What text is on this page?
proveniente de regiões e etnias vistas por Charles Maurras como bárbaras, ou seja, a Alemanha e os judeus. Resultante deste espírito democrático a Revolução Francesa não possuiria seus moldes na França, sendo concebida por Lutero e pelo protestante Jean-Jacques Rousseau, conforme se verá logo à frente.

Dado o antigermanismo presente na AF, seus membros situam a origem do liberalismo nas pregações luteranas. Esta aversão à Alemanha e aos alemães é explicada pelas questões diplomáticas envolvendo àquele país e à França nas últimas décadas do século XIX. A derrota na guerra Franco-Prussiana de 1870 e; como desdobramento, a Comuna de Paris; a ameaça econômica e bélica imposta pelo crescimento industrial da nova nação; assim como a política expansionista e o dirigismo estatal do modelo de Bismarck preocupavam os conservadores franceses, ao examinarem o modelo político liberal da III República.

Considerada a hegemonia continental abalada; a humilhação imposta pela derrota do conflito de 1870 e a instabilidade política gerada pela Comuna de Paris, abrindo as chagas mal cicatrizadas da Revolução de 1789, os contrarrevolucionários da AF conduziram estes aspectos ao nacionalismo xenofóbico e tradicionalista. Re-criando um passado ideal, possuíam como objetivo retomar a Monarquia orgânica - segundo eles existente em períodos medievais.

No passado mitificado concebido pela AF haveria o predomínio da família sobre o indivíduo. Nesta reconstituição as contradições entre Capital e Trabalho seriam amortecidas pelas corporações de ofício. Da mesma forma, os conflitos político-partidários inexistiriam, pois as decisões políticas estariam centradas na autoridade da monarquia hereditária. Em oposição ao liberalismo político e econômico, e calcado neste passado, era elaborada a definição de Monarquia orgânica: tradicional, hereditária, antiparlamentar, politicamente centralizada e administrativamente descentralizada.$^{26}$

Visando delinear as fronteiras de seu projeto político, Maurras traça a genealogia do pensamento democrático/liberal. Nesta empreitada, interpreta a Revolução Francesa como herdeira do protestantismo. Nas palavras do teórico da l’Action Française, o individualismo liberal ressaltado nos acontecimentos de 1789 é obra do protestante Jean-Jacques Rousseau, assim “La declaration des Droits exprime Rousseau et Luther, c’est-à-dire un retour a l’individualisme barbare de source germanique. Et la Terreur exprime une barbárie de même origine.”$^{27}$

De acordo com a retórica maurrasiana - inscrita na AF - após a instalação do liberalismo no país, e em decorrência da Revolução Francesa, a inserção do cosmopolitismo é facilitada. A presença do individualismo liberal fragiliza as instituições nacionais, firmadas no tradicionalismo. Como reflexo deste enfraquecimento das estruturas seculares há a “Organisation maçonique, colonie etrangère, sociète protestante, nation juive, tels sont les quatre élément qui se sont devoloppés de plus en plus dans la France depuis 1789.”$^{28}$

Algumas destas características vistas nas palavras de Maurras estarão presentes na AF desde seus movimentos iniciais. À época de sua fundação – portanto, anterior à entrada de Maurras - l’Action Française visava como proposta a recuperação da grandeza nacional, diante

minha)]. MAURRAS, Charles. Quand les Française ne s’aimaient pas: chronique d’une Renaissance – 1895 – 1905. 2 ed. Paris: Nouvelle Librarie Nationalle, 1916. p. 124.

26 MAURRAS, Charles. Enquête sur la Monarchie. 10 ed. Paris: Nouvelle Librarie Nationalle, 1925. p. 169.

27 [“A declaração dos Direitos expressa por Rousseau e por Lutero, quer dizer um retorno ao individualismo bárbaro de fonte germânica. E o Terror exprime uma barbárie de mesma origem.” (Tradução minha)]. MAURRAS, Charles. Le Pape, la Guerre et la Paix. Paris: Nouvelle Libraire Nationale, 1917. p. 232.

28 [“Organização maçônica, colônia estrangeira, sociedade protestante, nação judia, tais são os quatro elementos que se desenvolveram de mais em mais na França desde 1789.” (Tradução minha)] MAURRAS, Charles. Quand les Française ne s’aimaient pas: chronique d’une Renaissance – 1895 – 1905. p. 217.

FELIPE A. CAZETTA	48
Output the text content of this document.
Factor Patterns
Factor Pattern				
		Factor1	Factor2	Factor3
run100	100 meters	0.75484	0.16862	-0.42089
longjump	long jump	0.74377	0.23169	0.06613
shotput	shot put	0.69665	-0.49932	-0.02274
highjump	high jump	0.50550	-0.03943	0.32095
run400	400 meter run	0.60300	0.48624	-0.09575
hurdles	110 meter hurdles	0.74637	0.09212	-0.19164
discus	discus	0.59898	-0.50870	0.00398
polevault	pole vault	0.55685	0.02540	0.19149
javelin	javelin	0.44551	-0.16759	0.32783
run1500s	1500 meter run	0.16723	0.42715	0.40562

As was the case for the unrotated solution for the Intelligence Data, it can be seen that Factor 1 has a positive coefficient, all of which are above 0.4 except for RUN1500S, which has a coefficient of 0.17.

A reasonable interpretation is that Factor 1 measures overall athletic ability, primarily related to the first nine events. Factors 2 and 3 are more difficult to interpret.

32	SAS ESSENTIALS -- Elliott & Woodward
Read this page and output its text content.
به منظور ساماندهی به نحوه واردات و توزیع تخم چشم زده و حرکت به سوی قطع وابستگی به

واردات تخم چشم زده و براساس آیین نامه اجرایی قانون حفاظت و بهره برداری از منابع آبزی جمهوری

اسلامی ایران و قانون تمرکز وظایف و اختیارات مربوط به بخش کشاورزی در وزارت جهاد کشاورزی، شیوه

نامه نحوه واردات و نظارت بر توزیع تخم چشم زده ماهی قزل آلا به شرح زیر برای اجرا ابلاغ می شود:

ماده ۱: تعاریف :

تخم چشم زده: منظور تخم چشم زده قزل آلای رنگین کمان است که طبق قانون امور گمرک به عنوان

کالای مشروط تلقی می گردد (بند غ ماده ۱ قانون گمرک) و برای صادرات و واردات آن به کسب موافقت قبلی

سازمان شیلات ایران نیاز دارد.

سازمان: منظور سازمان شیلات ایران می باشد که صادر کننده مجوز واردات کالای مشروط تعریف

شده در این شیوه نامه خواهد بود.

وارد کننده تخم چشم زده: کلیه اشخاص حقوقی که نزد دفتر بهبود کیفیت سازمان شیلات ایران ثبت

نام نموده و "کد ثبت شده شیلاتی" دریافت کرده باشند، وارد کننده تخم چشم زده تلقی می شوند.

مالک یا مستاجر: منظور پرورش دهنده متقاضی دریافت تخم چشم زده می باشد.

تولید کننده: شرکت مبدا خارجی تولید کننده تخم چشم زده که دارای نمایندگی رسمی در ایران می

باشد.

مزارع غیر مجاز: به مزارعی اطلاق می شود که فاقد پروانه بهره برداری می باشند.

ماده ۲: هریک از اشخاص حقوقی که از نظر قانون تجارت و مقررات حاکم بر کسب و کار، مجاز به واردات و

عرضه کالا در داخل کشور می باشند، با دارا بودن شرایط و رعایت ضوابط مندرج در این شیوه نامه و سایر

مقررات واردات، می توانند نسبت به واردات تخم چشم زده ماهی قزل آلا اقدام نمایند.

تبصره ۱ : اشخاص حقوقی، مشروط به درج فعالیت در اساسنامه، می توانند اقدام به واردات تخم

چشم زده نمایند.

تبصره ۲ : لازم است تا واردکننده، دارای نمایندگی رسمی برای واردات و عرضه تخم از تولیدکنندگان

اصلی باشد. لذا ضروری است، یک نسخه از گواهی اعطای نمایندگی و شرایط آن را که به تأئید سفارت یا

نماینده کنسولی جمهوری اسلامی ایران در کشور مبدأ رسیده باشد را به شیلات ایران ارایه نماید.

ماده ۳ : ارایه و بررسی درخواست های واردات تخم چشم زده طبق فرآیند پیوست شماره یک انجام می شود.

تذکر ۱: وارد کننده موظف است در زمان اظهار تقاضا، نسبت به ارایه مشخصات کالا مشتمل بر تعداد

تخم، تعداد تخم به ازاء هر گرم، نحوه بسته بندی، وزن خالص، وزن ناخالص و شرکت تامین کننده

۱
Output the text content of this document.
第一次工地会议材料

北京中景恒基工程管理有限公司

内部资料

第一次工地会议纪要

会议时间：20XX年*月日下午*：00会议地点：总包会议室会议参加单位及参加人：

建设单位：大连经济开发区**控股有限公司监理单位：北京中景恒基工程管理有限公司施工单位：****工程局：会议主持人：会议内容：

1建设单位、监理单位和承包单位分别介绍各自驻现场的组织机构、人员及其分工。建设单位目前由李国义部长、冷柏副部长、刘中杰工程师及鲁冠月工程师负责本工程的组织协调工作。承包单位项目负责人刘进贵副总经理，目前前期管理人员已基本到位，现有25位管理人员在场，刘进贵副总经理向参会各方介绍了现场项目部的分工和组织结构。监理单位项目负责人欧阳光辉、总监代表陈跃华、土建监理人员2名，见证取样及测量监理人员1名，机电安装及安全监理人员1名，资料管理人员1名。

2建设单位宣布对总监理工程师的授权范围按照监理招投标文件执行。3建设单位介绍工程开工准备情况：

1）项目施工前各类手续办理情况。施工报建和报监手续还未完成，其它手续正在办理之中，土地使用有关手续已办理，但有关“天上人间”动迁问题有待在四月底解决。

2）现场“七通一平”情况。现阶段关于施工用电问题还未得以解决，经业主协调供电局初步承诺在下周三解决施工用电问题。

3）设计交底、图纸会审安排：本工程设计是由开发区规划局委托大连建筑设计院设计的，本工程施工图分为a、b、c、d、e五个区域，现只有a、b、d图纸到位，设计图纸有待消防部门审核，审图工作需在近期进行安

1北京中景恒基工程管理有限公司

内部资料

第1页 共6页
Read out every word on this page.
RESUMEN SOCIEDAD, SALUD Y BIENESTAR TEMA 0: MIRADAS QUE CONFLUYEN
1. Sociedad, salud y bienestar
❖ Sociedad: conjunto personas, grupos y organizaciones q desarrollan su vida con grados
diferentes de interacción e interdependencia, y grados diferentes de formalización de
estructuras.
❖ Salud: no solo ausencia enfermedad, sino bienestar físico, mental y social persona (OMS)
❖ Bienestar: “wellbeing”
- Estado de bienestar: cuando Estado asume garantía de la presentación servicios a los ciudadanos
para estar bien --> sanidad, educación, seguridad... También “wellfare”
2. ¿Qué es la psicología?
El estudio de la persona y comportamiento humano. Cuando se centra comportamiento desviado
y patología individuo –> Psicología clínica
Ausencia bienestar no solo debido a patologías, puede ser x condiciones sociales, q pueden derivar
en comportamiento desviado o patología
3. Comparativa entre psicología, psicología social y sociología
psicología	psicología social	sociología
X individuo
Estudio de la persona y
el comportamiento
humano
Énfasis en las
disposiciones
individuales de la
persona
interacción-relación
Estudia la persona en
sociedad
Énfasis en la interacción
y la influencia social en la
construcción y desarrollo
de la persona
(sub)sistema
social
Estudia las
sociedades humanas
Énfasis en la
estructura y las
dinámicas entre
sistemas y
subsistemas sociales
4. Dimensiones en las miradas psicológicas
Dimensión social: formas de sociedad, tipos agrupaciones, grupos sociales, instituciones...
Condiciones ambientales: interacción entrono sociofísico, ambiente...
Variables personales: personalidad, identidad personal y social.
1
------------------------------------
REQUIRED TASK:
Look back over the material above and state how many lines hold the word "شرایط". Write the number and nothing else.

SOLUTION BELOW:
2